[Stored data entries]

────────────────────────────────────────

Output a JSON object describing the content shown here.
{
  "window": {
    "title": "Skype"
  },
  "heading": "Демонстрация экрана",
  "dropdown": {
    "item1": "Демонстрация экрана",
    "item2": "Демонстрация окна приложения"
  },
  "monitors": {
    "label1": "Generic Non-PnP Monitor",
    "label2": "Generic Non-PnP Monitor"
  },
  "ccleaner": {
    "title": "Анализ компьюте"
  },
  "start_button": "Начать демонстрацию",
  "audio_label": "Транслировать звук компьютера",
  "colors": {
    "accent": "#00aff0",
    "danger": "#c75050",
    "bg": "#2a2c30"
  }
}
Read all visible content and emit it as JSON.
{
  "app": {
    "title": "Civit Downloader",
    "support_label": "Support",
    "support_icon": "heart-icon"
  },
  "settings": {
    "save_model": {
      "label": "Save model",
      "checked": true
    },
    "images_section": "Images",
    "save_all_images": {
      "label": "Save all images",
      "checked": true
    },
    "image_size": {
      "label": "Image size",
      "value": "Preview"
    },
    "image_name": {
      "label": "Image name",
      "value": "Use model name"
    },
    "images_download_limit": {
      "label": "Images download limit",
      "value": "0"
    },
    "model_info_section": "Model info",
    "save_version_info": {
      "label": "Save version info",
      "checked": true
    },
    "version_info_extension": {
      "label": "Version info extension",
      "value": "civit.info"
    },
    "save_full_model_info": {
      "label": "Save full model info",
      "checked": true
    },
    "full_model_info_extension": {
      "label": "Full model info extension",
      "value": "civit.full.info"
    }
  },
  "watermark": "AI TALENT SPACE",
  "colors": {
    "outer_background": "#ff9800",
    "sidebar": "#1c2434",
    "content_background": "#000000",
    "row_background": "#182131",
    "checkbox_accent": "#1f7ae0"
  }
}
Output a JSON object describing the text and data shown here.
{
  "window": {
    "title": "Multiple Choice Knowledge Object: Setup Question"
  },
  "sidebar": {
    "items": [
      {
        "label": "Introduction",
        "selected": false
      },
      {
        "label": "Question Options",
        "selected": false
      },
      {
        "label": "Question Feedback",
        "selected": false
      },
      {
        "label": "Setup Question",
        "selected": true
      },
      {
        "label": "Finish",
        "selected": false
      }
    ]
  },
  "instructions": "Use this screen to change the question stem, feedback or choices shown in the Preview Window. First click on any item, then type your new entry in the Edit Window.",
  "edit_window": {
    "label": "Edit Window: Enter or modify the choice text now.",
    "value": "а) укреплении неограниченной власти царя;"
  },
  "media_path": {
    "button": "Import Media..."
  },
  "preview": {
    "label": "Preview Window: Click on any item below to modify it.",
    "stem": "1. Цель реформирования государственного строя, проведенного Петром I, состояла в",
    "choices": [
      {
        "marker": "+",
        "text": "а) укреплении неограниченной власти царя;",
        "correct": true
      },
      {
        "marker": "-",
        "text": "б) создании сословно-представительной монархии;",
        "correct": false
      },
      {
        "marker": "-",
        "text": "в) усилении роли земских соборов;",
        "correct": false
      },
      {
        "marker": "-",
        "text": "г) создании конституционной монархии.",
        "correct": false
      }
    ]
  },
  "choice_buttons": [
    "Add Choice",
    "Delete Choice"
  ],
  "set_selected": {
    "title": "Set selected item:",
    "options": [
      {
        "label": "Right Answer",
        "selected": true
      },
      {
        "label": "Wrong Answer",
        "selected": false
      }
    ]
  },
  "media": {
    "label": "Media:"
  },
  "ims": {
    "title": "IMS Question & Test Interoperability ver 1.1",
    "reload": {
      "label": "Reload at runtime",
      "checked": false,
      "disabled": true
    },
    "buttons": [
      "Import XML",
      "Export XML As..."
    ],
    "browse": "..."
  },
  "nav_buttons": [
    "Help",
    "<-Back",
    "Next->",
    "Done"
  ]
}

────────────────────────────────────────

Show every line from the entries above in which the word "value" appears.

      "value": "Preview"
      "value": "Use model name"
      "value": "0"
      "value": "civit.info"
      "value": "civit.full.info"
    "value": "а) укреплении неограниченной власти царя;"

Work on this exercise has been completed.